• **Tugas yang Dikerjakan**:
a - Menurut artikel tentang stairlift di Candi Borobudur, komponen apa yang dipakai agar stairlift tidak membebani struktur candi?
b - Teruskan artikel tentang stairlift di Candi Borobudur mulai setelah kalimat terakhirnya.

• **Kutipan Dokumen**:
##############################
Candi Borobudur Pemasangan stairlift atau alat bantu naik-turun tangga di Candi Borobudur menuai perhatian publik sejak diumumkan sebagai bagian dari upaya meningkatkan aksesibilitas bagi penyandang disabilitas dan lansia. Meski banyak pihak mendukung inisiatif ini, kekhawatiran mengenai potensi kerusakan pada struktur candi yang merupakan warisan budaya dunia pun mencuat. Namun, pihak pengelola menegaskan bahwa pemasangan stairlift tersebut dilakukan dengan sangat hati-hati, bahkan diklaim tanpa menggunakan paku maupun bor.

Latar Belakang Pemasangan Stairlift
Sebagai salah satu destinasi wisata budaya terpenting di Indonesia dan dunia, Candi Borobudur setiap tahunnya menerima ribuan kunjungan dari wisatawan domestik dan mancanegara. Namun, akses menuju bagian atas candi, terutama stupa utama di puncak, tidak mudah dilalui oleh semua orang. Tangga curam dan batu-batu besar membuat pengunjung dengan keterbatasan mobilitas sulit untuk menikmati keseluruhan pengalaman wisata di candi yang dibangun pada abad ke-8 Masehi ini.
Kementerian Pendidikan, Kebudayaan, Riset, dan Teknologi (Kemendikbudristek), bersama Balai Konservasi Borobudur dan PT Taman Wisata Candi Borobudur, Prambanan, dan Ratu Boko (TWC), menyusun program yang bertujuan menjadikan Borobudur sebagai destinasi wisata inklusif. Salah satu langkah nyata adalah memasang stairlift untuk memberikan akses bagi kelompok rentan.
Teknologi Stairlift: Solusi Inklusif
Stairlift merupakan kursi mekanik yang dipasang di sepanjang sisi tangga dan dapat mengangkut orang ke atas atau bawah tanpa harus melangkah. Alat ini banyak digunakan di bangunan bertingkat untuk memfasilitasi penyandang disabilitas dan lansia. Di Borobudur, keberadaan stairlift diharapkan dapat membuka peluang yang sama bagi semua orang untuk menikmati kekayaan sejarah dan budaya yang tersimpan di dalam relief dan struktur candi.
Namun, tantangan terbesar adalah bagaimana memasang teknologi modern ini tanpa merusak situs purbakala. Mengingat Borobudur merupakan salah satu situs Warisan Dunia UNESCO, tindakan apapun yang bersifat permanen atau invasif terhadap struktur asli dilarang keras.

Klaim “Tanpa Paku dan Bor”
Pihak Balai Konservasi Borobudur menegaskan bahwa pemasangan stairlift dilakukan secara non-invasif, yaitu tanpa menggunakan paku, bor, atau metode lain yang berpotensi merusak batuan asli candi. Stairlift dipasang dengan sistem modular dan portabel, dirancang khusus agar dapat dibongkar-pasang tanpa meninggalkan bekas apapun.
Menurut pernyataan resmi dari TWC, struktur pendukung stairlift dibuat dengan sistem penjepit dan penyangga yang menyesuaikan kontur anak tangga candi. Komponen logam ringan digunakan agar tidak membebani struktur. Selain itu, pemasangan dilakukan hanya di jalur-jalur tertentu yang telah disetujui oleh tim konservasi dan arkeolog.
##############################
(Data posisi elemen)
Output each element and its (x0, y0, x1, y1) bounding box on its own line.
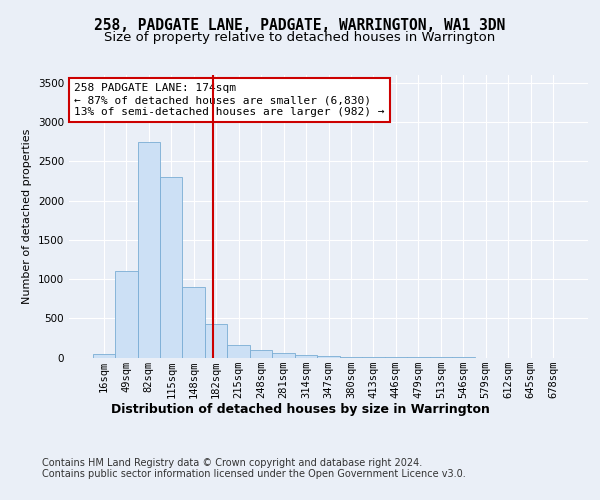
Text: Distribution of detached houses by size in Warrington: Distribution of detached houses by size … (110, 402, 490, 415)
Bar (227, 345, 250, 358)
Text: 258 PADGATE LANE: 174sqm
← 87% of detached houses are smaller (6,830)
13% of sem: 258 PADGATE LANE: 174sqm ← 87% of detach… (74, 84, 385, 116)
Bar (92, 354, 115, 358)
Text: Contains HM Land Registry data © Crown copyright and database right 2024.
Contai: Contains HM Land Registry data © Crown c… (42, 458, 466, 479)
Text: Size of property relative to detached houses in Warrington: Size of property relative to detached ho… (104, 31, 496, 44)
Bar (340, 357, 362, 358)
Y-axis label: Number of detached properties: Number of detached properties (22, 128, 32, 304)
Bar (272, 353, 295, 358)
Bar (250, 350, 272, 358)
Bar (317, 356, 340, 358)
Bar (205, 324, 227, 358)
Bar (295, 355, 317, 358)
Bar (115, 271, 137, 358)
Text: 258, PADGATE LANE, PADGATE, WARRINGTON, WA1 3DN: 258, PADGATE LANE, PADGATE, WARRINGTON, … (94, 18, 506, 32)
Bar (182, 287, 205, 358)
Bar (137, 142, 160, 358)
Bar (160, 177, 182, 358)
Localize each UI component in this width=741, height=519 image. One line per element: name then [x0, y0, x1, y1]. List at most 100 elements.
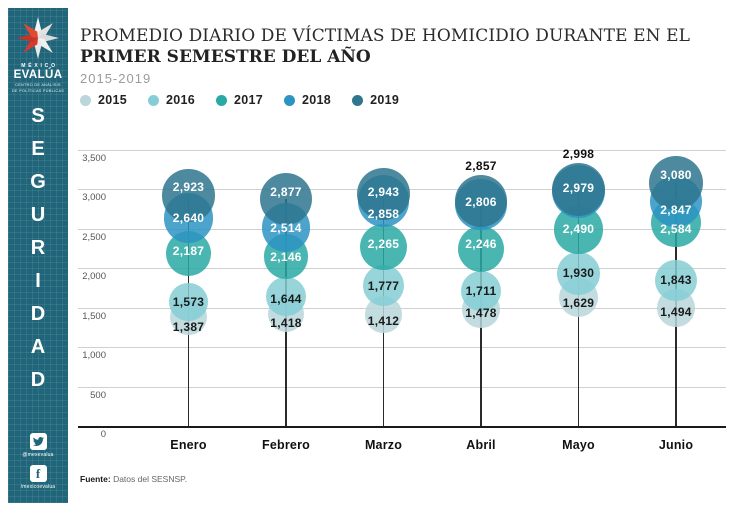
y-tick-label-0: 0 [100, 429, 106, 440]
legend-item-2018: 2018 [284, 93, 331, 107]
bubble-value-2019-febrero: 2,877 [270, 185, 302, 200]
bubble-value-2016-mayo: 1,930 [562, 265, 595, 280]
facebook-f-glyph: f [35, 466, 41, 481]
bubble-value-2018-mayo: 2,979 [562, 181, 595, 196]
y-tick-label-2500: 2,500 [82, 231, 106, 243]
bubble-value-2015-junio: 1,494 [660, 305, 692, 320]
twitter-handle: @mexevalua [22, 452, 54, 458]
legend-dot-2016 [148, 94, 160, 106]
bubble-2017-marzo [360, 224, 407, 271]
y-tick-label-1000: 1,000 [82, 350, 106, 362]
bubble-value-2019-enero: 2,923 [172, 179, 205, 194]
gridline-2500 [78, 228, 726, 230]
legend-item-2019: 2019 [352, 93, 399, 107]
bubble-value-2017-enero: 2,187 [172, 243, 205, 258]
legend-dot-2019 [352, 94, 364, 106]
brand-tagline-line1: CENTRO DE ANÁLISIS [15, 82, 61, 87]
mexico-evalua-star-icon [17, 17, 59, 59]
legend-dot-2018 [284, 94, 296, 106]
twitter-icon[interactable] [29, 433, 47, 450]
##############################
• **Jawaban yang Diharapkan**:
a - Komponen logam ringan.

b -
“Semuanya dilakukan dengan pendekatan konservasi yang ketat. Tidak ada satu pun bagian asli candi yang dibor, dipaku, atau dilubangi,” ujar seorang pejabat dari Balai Konservasi.
Pro-Kontra di Masyarakat
Meski klaim tersebut disampaikan secara resmi, sebagian masyarakat dan pegiat pelestarian budaya tetap mempertanyakan keamanannya. Kekhawatiran muncul bahwa tekanan dari berat stairlift dan penggunanya dapat memberikan dampak jangka panjang pada batu-batu candi, apalagi jika terjadi getaran atau ketidakseimbangan.
Pakar arkeologi dari beberapa universitas menyarankan agar dilakukan kajian lebih lanjut dengan simulasi rekayasa struktur dan uji ketahanan material. Mereka meminta agar laporan pemasangan beserta hasil pengujian dipublikasikan secara terbuka untuk menjamin transparansi dan akuntabilitas.
Di sisi lain, komunitas penyandang disabilitas menyambut baik inisiatif ini. Mereka menilai langkah tersebut sebagai bentuk nyata dari kesetaraan akses terhadap warisan budaya. “Selama ini, banyak dari kami hanya bisa melihat Borobudur dari bawah. Dengan stairlift, kami punya kesempatan merasakan spiritualitas di puncak candi secara langsung,” ujar seorang pengunjung disabilitas yang ikut dalam uji coba penggunaan stairlift.

Pengawasan dan Evaluasi Berkelanjutan
Untuk mengatasi kekhawatiran yang muncul, Kemendikbudristek menjamin bahwa penggunaan stairlift akan terus diawasi dan dievaluasi secara berkala. Selain itu, jika di kemudian hari terbukti bahwa pemasangan stairlift memberi dampak negatif terhadap struktur candi, maka akan dilakukan peninjauan ulang bahkan pencabutan izin operasional alat tersebut.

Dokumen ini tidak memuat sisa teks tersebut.